**Instrucciones**.
A: Transcriba sin cambios el pasaje de la reseña sobre «Las palabras de la tribu» que empieza en "El subtítulo del" y termina en "o Luis Rosales.".
B: Prosiga la reseña sobre «Las palabras de la tribu» de Francisco Umbral después de su última oración.
++++ Extracto del documento ++++
El arte de enaltecer y defenestrar a los que has leído: “Las palabras de la tribu” de Francisco Umbral.

Moskas en la sopa.
El arte de enaltecer y defenestrar a los que has leído: “Las palabras de la tribu” de Francisco Umbral.

Collage: @mieles.pedro

Por: Miguel Ángel Castelo

A finales de enero me llegó desde Argentina “Las palabras de la tribu” (1994) del español Francisco Umbral. Para quienes no conozcan a este personaje, les daré una breve semblanza: ganó el Príncipe de Asturias de las Letras en 1996 y el Cervantes en el 2000, pero es más conocido por aquel programa en donde le dijo a Mercedes Milá, la presentadora: “Yo he venido aquí a hablar de mi libro [La década roja], y si no se habla de mi libro, yo cojo y me voy” (obviamente estoy parafraseando). Esta escena la pueden encontrar en YouTube.

Umbral era demasiado extravagante. Su esposa, María España, le tomaba fotos desnudo con una máquina de escribir a la altura de los genitales; escribía prosa “porque la prosa se cobra” (fue columnista en El País y El Mundo), aparecía en televisión tomando un whisky, hablando con Camilo José Cela, su amigo y maestro, sobre su premio Nobel o brincando la cuerda en el programa de Raffaella Carrà. Alguna vez vi por ahí: “si su personalidad es extravagante, su literatura debe ser más todavía”. Y pues más o menos no se equivocaba.

Estas memorias (definidas así por el propio Umbral) comienzan con una dedicatoria: “A los que no se merecen estar en este libro”. Uno va calculando el tamaño de las pedradas. Por lo mismo de que son memorias, no son objetivas y en su atrio lo dice: “Hablo de los libros que me han ido formando en esta vida, o deformando, que es mejor, y de los autores que he amado. También hablo de los aburridos, los falsos valores y los coñazos, pero con cierta piedad, espero”. Esto último no lo cumple, se los anticipo.

El subtítulo del libro es “De Rubén Darío a Cela” porque es el periodo que abarca y habla sobre la prosa, poesía, ensayo y, en menor medida, teatro. Dividida en 11 capítulos, hay gente que es ultra conocida por todos: Darío, Unamuno, Valle-Inclán, Juan Ramón Jiménez, Ortega y Gasset, el 27, César Vallejo, Miguel Hernández, varios exiliados (Madariaga, Chacel, Aub), Neruda o Cela; y otros a los que ni hacemos en cuenta: Azorín, Eugenio D’Ors, Josep Pla, Manuel Azaña, José María Pemán, Miguel Mihura, Ernestina de Champourcín, Jardiel Poncela o Luis Rosales.

Umbral enaltece a los autores que le encantan (con sus reservas) y defenestra a los que no le gustan o le aburren con su peculiar estilo y de manera cínica, metiéndose tanto con su literatura como con su persona. De Galdós dice que su prosa es “pedestre, vulgar, carente de inspiración sintáctica, pobre”, Azorín “escribe cobarde”, Baroja “es un panadero que ha leído a Nietzsche y nada más”, Ortega y Gasset “padre del fascismo español”, Rosa Chacel “bruja cruzada de Mary Poppins”, Vargas Llosa “faulkneriano guapo y aburrido” y así podría seguir.
++++ Extractos de registros ++++
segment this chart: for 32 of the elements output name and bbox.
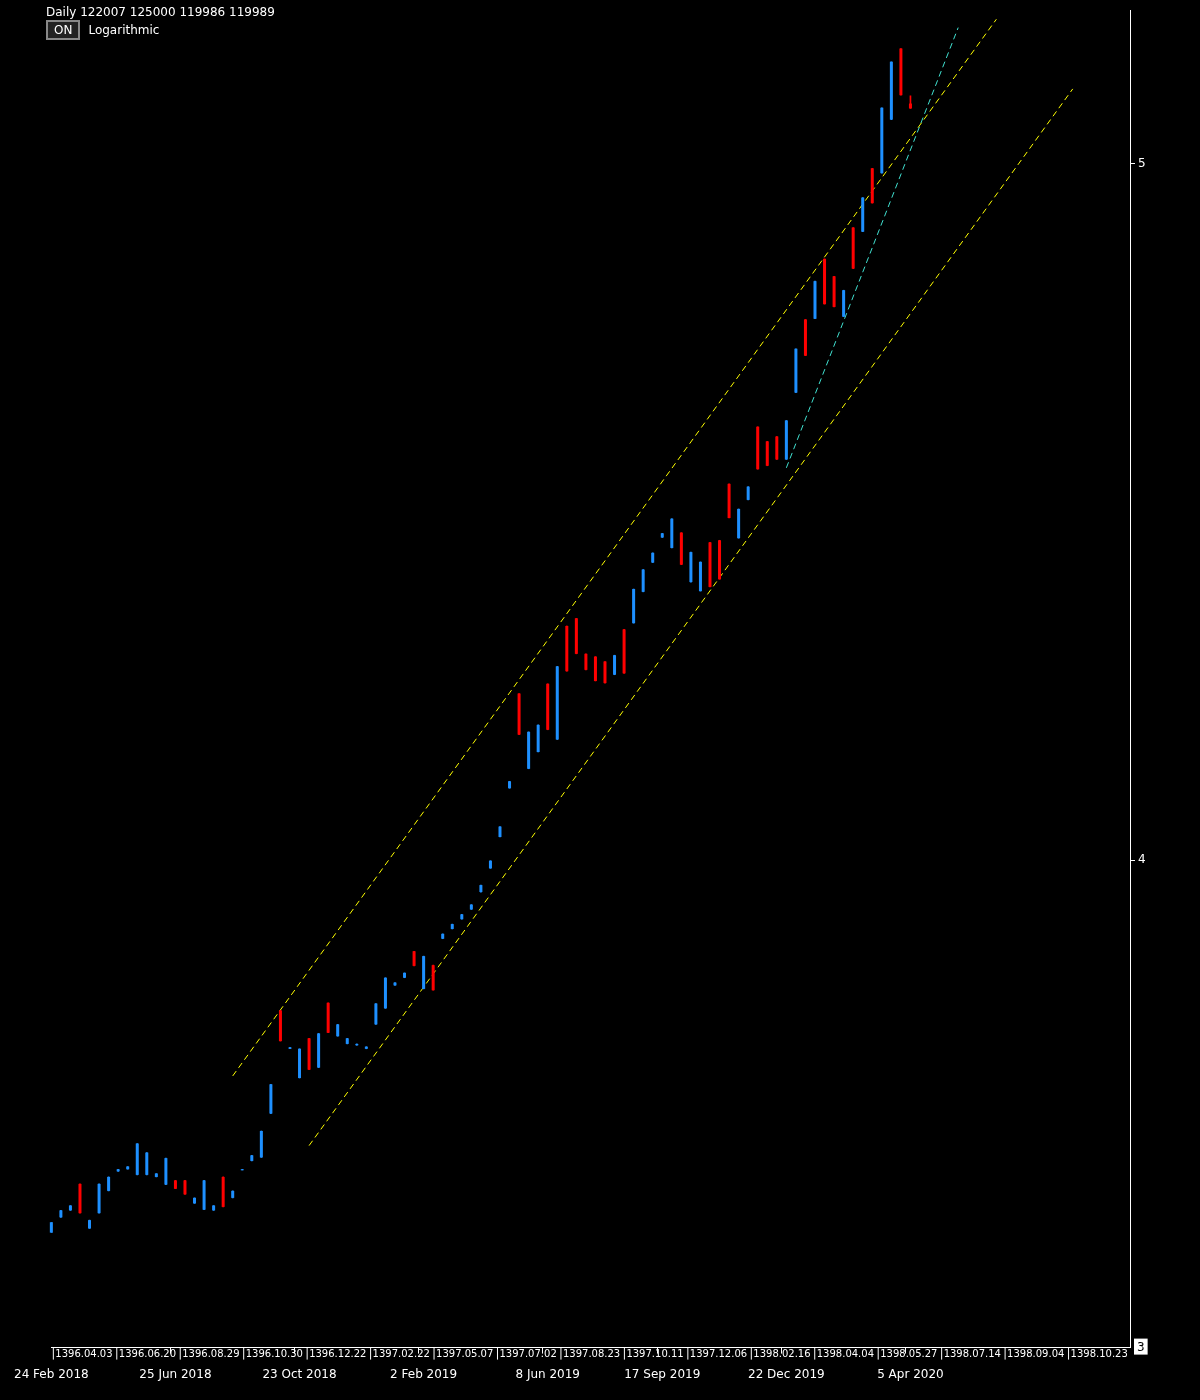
annotation: 1396.04.03: [55, 1348, 113, 1360]
text: 3: [1137, 1339, 1145, 1354]
x-tick-label: 22 Dec 2019: [748, 1366, 825, 1381]
x-tick-label: 8 Jun 2019: [515, 1366, 580, 1381]
annotation: 1398.07.14: [943, 1348, 1001, 1360]
annotation: 1396.12.22: [309, 1348, 367, 1360]
chart-title: Daily 122007 125000 119986 119989: [46, 4, 275, 20]
annotation: 1398.02.16: [753, 1348, 811, 1360]
annotation: 1397.02.22: [372, 1348, 430, 1360]
x-tick-label: 5 Apr 2020: [877, 1366, 944, 1381]
x-tick-label: 23 Oct 2018: [262, 1366, 337, 1381]
x-tick-label: 25 Jun 2018: [139, 1366, 212, 1381]
annotation: 1398.09.04: [1007, 1348, 1065, 1360]
annotation: 1397.10.11: [626, 1348, 684, 1360]
annotation: 1398.05.27: [880, 1348, 938, 1360]
x-tick-label: 24 Feb 2018: [14, 1366, 89, 1381]
annotation: 1396.10.30: [245, 1348, 303, 1360]
x-tick-label: 2 Feb 2019: [390, 1366, 458, 1381]
annotation: 1397.12.06: [689, 1348, 748, 1360]
annotation: 1397.07.02: [499, 1348, 557, 1360]
y-tick-label: 5: [1138, 155, 1146, 170]
y-tick-label: 4: [1138, 852, 1146, 867]
x-tick-label: 17 Sep 2019: [624, 1366, 701, 1381]
annotation: 1396.06.20: [118, 1348, 177, 1360]
annotation: 1397.05.07: [436, 1348, 494, 1360]
annotation: ON: [46, 20, 81, 40]
annotation: 1398.04.04: [816, 1348, 875, 1360]
text: Logarithmic: [88, 22, 160, 38]
annotation: 1397.08.23: [562, 1348, 621, 1360]
annotation: 1398.10.23: [1070, 1348, 1128, 1360]
candlestick: [88, 1219, 92, 1229]
annotation: 1396.08.29: [182, 1348, 240, 1360]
++++
**Respuestas del ejercicio**.
A:
El subtítulo del libro es “De Rubén Darío a Cela” porque es el periodo que abarca y habla sobre la prosa, poesía, ensayo y, en menor medida, teatro. Dividida en 11 capítulos, hay gente que es ultra conocida por todos: Darío, Unamuno, Valle-Inclán, Juan Ramón Jiménez, Ortega y Gasset, el 27, César Vallejo, Miguel Hernández, varios exiliados (Madariaga, Chacel, Aub), Neruda o Cela; y otros a los que ni hacemos en cuenta: Azorín, Eugenio D’Ors, Josep Pla, Manuel Azaña, José María Pemán, Miguel Mihura, Ernestina de Champourcín, Jardiel Poncela o Luis Rosales.

B:
Los subcapítulos dedicados a Ruben Darío, Ramón Gómez de la Serna (a quién le dedica un capítulo entero) Juan Ramón Jiménez, Pablo Neruda, a algunos escritores falangistas o a Cela son verdaderas apologías donde ensalza sus capacidades literarias y los pone como puntos referenciales de la lengua española en ese periodo que él delimita. Hay opiniones que no comparto, como cuando dice “una buena página de Cela vale más que casi todo el exilio”, a pesar de mi gusto por el Nobel del año 89, que el teatro de Lorca es malo o la inclusión de Salvador Dalí en la Generación del 27, pero también me dejó una cantidad de nombres que, en mayor o menor medida, trataré de buscar y leer.

Otro punto a destacar son las anécdotas que Umbral tiene con algunos de los autores o que recopila de otros, como aquel encuentro entre Octavio Paz y Ortega y Gasset, donde el filósofo le dice al poeta: “La erección es un pensamiento y yo todavía tengo pensamientos”, o la ocasión en que le pidieron a Ramón Menéndez Pidal que quitara el retrato de Cervantes de la Real Academia y contestó que si quitaba al autor del Quijote, tenía que poner al dictador Franco, o como cuando Luis Cernuda se quejó de la foto usada por Gerardo Diego para la antología de poesía española y cuya contestación fue “Pues agradézcame que no haya puesto en el libro su segundo apellido” (el cual era Bidón). Como estas hay muchísimas que de vez en cuando te hacen soltar una carcajada.

No hay que quedarse siempre con lo que dicen los demás de otros escritores, es mejor darse cuenta por uno mismo y juzgar según la experiencia lectora. A pesar de eso, recomiendo ampliamente este libro. Puede que a algunos no les guste por la forma irreverente y personalísima en la que Umbral se expresa de los mencionados, pero a otros les encantará por eso mismo, porque es él quien habla, quien compila, quien recomienda, engrandece o destroza a los paseantes las páginas de estas memorias.